Material provided:

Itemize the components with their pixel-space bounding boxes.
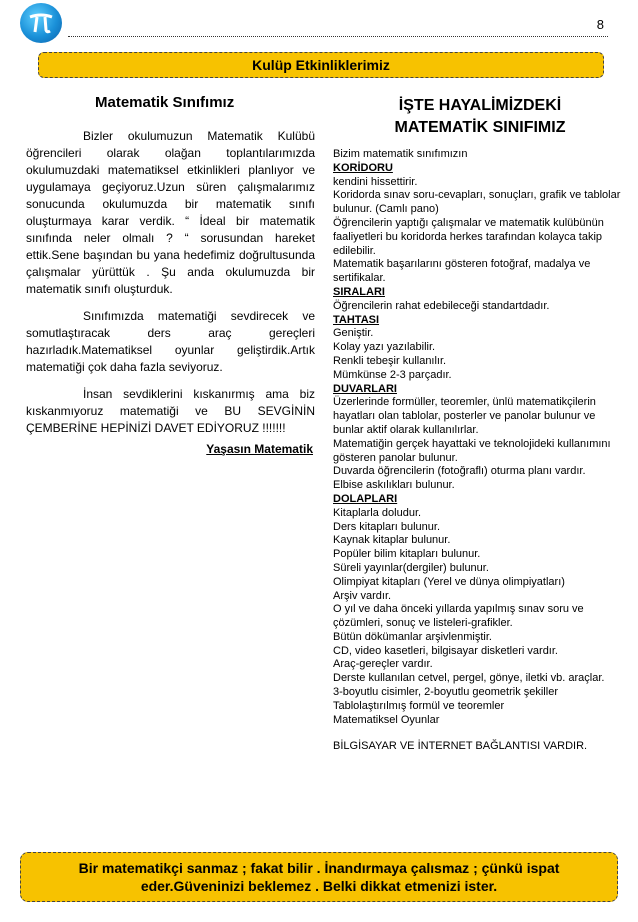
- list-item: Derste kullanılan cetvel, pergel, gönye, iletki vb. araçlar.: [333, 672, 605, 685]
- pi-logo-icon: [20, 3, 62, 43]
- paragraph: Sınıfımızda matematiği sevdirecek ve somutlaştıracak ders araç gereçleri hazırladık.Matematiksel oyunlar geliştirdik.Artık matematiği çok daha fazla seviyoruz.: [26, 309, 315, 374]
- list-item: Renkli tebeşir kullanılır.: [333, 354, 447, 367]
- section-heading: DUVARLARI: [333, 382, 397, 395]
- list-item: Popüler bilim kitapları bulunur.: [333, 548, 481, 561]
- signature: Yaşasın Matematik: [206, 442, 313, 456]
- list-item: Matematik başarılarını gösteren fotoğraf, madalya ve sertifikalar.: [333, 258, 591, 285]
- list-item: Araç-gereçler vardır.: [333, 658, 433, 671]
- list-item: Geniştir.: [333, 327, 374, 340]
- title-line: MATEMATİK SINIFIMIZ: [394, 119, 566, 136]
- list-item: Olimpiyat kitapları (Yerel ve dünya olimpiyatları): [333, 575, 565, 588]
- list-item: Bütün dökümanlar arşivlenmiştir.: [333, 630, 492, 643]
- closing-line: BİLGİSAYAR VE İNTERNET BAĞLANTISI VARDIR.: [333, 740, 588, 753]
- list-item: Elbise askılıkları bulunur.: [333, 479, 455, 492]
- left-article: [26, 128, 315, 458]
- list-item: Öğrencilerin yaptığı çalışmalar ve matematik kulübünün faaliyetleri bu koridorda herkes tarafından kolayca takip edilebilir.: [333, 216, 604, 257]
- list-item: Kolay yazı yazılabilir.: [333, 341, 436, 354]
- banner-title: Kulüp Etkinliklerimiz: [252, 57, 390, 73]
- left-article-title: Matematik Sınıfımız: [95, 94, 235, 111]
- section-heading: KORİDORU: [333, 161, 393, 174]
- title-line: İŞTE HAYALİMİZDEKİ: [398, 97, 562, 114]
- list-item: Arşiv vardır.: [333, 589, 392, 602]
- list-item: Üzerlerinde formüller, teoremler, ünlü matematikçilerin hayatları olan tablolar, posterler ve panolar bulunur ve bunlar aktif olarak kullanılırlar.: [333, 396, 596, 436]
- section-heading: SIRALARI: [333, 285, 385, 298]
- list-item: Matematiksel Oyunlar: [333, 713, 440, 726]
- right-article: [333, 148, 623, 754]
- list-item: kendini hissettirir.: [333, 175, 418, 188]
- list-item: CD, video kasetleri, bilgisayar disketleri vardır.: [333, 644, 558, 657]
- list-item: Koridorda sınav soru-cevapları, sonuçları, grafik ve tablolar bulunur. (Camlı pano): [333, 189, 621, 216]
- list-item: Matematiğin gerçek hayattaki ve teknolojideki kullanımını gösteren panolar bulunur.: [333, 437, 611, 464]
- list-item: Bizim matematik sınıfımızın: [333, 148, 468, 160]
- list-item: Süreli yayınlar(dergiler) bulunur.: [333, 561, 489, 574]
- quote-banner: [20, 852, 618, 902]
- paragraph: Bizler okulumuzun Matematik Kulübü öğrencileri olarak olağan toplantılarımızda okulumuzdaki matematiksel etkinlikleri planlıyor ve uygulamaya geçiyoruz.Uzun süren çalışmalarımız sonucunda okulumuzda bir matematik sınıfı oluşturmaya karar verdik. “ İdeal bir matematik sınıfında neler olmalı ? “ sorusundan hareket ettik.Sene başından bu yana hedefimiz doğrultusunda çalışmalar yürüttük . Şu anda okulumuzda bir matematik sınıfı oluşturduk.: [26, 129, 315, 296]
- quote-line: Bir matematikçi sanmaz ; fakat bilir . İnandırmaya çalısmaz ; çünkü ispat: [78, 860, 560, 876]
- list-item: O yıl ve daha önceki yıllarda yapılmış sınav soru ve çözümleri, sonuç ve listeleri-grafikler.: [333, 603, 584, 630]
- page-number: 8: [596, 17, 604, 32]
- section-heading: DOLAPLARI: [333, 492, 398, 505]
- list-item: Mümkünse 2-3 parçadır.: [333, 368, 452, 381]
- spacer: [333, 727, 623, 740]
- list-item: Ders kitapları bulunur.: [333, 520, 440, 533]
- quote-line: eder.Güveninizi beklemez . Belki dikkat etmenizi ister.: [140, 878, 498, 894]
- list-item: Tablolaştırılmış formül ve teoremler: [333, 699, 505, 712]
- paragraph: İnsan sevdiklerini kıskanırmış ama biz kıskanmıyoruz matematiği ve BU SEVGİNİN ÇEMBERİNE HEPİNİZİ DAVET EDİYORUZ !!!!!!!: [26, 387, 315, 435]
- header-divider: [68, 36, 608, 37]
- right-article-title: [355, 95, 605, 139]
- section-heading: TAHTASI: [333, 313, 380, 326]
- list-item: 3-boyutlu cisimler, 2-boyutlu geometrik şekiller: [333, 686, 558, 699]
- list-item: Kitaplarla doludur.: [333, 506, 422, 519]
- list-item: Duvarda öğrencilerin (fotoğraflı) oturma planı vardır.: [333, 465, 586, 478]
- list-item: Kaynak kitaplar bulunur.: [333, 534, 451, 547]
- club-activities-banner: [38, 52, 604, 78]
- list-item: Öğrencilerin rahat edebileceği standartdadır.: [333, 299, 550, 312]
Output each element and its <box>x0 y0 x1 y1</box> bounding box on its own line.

==

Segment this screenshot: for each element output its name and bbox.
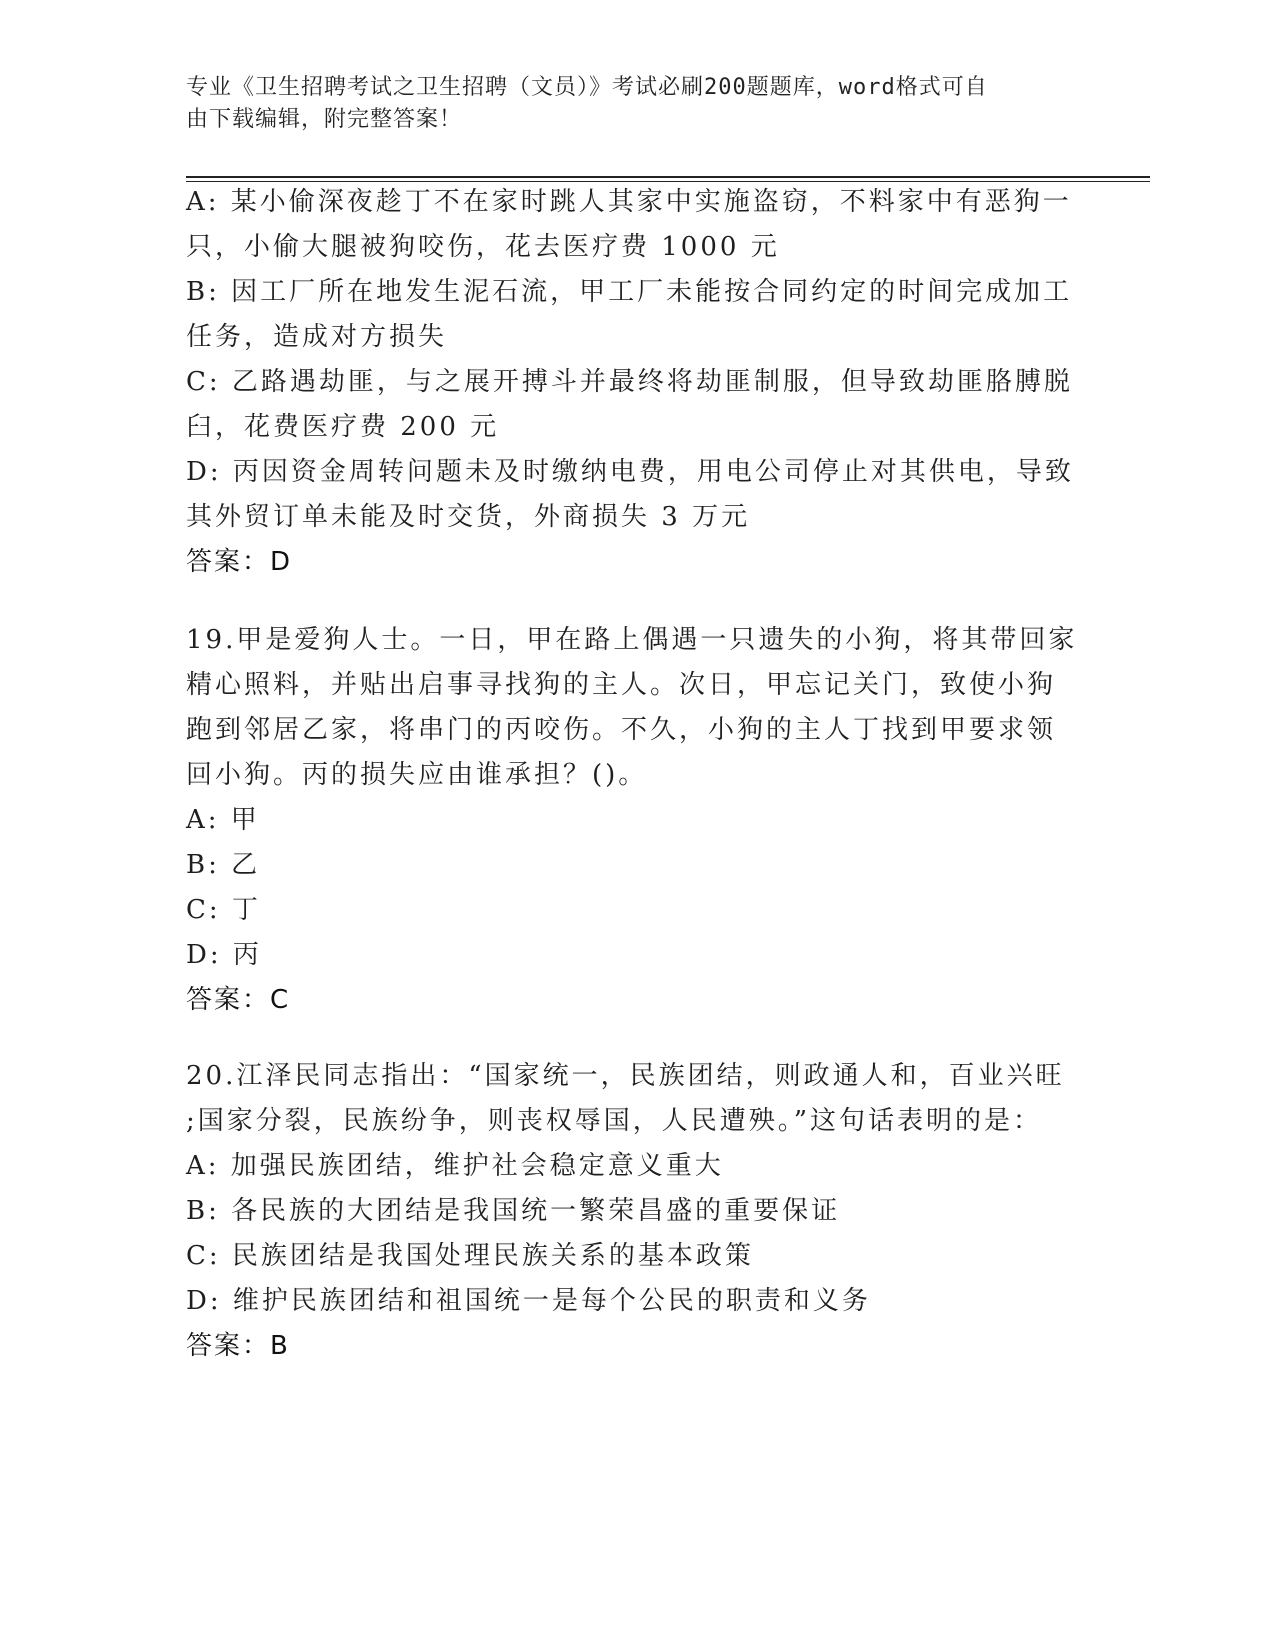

==

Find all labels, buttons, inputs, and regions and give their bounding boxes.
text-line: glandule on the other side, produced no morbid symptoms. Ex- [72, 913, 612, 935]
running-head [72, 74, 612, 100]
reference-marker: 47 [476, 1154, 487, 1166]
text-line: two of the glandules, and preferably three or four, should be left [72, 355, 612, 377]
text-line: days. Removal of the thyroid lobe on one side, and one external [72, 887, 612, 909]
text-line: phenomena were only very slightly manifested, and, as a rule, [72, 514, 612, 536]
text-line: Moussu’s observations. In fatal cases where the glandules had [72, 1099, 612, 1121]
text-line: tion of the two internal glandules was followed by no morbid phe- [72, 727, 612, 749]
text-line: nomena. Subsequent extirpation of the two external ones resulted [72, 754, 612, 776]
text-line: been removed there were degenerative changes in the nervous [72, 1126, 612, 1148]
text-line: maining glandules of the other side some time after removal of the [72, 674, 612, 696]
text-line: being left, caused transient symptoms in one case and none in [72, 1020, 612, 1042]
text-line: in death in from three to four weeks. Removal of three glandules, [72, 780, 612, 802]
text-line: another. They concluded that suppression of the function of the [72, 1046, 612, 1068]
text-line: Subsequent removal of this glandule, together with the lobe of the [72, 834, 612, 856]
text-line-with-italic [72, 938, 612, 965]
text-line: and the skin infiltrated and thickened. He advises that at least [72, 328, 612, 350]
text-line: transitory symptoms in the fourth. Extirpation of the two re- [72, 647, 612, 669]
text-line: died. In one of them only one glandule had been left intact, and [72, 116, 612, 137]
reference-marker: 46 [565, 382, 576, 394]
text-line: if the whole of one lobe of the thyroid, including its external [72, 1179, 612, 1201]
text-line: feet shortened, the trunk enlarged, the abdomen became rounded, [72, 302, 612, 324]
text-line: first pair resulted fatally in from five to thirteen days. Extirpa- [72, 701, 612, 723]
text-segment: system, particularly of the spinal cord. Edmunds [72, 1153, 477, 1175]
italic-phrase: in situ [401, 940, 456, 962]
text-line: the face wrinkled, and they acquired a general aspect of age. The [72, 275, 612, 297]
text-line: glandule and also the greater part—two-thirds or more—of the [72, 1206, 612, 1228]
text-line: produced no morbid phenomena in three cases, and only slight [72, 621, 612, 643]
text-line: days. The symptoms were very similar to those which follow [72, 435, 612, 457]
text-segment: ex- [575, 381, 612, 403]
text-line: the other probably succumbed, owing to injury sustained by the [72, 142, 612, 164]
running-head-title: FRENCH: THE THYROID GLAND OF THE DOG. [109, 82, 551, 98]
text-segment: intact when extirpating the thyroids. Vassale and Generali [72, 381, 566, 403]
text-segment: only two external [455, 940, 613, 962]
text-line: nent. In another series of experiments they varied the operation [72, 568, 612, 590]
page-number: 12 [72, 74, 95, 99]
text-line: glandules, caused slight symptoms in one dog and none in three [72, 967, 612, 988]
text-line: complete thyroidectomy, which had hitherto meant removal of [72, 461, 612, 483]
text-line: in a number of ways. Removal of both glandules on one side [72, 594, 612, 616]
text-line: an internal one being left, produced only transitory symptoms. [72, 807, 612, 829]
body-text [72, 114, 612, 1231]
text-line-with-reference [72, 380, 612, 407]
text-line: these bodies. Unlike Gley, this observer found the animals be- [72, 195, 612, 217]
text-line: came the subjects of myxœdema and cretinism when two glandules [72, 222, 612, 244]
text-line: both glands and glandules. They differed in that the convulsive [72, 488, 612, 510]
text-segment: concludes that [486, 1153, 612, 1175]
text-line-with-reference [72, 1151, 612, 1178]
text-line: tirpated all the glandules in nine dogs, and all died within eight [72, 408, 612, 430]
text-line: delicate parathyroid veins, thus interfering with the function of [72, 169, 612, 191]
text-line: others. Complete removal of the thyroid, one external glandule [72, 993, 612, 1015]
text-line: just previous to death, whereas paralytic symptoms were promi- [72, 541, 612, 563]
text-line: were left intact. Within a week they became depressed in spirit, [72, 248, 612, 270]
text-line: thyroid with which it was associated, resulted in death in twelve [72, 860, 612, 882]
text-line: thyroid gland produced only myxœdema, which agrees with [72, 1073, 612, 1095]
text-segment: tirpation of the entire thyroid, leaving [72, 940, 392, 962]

What you will do:
Locate each line above that contains the word "italic" and copy every such line in full.

Response:
text-line-with-italic [72, 938, 612, 965]
italic-phrase: in situ [401, 940, 456, 962]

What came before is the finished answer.